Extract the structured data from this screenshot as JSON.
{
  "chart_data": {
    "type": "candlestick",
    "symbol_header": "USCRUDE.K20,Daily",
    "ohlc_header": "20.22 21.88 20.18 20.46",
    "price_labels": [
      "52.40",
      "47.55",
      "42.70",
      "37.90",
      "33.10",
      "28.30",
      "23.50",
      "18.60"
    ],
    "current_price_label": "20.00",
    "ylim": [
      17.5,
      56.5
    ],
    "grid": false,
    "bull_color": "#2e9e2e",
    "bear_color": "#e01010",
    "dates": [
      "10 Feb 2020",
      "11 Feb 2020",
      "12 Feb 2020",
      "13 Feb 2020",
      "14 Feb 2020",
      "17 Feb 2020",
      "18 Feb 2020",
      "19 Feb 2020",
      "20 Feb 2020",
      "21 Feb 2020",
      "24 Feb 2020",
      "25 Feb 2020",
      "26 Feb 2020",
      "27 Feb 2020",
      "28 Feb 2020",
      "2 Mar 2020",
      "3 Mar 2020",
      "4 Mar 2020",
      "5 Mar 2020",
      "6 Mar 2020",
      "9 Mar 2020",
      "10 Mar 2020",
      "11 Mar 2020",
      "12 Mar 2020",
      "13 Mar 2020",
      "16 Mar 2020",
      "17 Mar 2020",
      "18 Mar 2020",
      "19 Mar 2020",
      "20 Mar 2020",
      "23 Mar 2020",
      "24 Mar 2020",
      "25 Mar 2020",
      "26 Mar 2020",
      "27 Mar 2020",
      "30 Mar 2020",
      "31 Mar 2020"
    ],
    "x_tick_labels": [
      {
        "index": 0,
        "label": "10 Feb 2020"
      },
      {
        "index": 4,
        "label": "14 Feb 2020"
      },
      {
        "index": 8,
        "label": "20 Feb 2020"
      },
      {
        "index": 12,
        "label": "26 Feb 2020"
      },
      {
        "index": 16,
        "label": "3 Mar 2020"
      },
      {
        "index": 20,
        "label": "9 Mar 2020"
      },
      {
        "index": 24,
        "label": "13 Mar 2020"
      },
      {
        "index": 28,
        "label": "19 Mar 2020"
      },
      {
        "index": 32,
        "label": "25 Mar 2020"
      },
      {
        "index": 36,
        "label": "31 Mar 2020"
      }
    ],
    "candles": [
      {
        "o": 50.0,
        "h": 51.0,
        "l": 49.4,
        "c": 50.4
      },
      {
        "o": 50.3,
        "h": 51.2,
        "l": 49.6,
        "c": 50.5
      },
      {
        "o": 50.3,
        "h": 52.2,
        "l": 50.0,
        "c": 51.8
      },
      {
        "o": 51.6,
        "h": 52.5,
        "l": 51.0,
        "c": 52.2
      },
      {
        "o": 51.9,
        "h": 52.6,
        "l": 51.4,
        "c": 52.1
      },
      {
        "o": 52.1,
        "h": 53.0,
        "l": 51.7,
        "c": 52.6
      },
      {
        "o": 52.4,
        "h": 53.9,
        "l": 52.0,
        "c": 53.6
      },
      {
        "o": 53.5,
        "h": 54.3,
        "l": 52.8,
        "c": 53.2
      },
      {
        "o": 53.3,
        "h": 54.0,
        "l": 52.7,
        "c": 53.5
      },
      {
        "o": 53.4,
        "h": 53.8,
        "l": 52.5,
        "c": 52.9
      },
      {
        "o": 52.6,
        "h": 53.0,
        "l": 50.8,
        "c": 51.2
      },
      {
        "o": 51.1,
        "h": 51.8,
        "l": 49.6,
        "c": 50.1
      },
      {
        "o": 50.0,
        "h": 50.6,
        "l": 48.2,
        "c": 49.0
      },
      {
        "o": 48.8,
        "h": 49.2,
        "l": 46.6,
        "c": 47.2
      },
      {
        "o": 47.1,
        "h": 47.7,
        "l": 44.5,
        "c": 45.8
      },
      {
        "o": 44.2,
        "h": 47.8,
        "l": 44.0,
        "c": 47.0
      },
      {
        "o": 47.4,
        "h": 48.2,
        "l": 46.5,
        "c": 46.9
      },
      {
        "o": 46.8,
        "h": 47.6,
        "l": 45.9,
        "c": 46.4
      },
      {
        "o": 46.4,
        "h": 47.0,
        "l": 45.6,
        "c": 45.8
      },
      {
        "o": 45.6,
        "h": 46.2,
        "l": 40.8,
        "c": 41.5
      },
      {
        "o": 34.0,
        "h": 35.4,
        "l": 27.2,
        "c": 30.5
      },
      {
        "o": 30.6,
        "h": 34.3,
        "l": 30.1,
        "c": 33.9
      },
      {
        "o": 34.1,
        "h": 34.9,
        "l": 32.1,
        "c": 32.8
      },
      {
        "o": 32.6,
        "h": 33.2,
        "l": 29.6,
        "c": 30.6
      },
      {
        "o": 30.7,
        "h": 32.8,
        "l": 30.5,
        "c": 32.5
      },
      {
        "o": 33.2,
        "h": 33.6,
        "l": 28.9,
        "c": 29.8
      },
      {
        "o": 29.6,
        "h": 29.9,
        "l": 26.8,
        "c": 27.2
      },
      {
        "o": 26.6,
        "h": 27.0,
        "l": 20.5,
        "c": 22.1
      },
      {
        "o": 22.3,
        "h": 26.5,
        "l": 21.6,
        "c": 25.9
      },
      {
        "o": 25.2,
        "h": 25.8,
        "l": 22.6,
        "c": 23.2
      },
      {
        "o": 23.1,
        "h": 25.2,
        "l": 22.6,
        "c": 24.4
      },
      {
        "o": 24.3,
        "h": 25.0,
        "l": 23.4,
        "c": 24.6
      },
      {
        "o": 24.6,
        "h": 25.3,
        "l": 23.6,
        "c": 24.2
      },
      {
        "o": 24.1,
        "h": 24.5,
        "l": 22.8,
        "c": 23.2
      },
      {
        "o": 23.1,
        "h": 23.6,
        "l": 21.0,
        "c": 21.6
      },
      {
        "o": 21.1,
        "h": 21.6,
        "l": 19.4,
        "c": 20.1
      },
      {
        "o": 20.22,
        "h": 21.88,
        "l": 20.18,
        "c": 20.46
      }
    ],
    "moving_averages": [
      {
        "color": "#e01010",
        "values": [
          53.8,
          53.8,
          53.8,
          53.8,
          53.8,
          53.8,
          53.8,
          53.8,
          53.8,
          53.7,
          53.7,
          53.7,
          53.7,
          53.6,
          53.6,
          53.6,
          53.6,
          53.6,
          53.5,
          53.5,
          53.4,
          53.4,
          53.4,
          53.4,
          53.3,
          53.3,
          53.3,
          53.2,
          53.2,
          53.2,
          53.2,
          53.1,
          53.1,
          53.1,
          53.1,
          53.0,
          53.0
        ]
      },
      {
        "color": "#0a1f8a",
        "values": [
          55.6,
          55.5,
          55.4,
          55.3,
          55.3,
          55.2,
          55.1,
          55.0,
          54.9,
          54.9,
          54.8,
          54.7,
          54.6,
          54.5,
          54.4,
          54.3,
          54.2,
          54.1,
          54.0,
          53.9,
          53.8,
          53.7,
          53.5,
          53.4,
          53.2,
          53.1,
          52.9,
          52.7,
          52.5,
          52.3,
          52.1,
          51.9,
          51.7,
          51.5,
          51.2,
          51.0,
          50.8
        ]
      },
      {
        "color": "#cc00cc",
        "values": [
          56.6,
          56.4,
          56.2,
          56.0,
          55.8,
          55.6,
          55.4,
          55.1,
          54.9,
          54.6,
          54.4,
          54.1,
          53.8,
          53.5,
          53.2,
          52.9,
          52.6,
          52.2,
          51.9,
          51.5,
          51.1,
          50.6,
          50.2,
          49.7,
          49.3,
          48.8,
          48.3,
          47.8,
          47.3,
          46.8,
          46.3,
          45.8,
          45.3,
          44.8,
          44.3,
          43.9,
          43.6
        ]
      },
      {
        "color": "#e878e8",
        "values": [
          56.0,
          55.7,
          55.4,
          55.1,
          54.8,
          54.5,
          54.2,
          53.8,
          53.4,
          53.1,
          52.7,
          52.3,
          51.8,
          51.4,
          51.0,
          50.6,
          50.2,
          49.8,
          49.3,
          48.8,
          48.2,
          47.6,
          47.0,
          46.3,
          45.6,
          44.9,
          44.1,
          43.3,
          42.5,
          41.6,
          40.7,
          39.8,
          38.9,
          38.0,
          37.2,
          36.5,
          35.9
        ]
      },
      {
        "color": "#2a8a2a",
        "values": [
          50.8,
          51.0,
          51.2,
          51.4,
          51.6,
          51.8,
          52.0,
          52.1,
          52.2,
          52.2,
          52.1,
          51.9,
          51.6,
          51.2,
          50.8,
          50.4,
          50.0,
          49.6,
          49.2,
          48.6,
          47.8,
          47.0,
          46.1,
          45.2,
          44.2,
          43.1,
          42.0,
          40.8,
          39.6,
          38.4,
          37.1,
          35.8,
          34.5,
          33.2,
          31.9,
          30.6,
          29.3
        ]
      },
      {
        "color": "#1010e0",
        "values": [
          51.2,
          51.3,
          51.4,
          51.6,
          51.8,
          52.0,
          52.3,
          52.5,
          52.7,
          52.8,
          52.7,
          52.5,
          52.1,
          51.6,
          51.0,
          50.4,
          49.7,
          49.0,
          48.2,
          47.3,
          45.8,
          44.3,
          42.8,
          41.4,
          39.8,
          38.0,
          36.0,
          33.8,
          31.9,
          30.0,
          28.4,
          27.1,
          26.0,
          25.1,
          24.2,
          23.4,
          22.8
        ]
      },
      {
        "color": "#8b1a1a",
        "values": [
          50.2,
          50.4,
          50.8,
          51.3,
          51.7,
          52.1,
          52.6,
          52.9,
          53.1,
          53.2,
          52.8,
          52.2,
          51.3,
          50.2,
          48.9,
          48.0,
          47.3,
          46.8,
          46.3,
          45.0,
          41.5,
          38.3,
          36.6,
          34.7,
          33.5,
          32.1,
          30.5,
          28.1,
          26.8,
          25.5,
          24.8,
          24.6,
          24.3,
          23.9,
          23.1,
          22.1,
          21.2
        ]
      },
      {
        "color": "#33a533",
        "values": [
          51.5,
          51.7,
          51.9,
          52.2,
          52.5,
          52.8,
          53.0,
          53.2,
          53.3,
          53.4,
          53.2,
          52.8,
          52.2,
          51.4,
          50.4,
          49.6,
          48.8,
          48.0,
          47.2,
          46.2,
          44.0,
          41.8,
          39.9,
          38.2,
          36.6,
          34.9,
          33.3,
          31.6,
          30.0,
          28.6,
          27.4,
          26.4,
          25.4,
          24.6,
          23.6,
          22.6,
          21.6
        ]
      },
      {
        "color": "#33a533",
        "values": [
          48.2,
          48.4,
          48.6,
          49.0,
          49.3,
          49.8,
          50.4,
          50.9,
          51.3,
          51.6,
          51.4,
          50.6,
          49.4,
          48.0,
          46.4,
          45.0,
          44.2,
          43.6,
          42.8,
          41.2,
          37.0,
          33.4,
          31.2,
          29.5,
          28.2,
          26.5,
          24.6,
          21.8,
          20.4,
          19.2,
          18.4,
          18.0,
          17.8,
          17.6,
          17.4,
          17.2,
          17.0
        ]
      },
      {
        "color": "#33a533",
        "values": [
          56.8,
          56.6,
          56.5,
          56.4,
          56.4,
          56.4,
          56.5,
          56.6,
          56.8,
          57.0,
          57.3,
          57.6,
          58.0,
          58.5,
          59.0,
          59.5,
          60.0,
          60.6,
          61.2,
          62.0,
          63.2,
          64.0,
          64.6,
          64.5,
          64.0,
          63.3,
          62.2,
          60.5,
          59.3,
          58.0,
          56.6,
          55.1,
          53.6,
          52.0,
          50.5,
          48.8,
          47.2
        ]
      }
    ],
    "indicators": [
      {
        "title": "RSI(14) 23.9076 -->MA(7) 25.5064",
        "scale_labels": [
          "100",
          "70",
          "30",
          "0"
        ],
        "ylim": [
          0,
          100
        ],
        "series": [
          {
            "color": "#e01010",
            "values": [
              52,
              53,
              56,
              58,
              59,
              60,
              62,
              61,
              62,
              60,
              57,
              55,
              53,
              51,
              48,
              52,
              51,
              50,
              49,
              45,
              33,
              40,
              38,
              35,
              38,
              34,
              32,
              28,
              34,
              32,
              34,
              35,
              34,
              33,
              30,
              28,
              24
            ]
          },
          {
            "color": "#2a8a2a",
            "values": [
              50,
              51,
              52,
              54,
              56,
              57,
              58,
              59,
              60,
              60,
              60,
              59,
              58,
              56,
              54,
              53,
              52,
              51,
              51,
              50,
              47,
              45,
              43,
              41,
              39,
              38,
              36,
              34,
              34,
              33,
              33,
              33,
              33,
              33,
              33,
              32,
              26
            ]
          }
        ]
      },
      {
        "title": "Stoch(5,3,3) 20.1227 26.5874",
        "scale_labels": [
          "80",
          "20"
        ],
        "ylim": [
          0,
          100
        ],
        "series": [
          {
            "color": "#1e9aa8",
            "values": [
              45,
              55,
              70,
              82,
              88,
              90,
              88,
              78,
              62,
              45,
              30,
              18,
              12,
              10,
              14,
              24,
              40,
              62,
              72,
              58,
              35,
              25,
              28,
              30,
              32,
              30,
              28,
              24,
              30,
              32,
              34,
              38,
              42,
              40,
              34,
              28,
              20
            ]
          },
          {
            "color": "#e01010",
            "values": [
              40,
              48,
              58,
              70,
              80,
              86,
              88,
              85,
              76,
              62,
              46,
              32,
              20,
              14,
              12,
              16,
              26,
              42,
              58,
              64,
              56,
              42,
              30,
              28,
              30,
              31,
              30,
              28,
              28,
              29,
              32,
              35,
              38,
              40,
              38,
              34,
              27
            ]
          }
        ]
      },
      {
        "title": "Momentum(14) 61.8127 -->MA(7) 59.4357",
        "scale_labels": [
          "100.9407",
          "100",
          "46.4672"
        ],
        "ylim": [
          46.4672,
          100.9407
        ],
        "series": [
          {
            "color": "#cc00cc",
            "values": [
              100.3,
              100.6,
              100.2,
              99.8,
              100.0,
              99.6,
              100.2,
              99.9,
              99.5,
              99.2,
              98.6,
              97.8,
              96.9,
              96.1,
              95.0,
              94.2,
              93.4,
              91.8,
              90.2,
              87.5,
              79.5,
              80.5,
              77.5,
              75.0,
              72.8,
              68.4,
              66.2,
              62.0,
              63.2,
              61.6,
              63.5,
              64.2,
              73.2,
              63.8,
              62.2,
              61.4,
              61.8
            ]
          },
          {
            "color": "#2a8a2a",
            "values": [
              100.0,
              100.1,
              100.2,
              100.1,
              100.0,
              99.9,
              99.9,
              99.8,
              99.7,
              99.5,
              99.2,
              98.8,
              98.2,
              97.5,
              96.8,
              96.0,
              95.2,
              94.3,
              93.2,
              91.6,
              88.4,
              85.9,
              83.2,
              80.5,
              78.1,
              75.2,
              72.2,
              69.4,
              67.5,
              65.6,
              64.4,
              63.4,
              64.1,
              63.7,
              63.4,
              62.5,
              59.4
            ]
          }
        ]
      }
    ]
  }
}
──────
Exercise aim ->
How many lines of the entries above hold the string "index"? Reply with the number alone.

Exercise output ->
10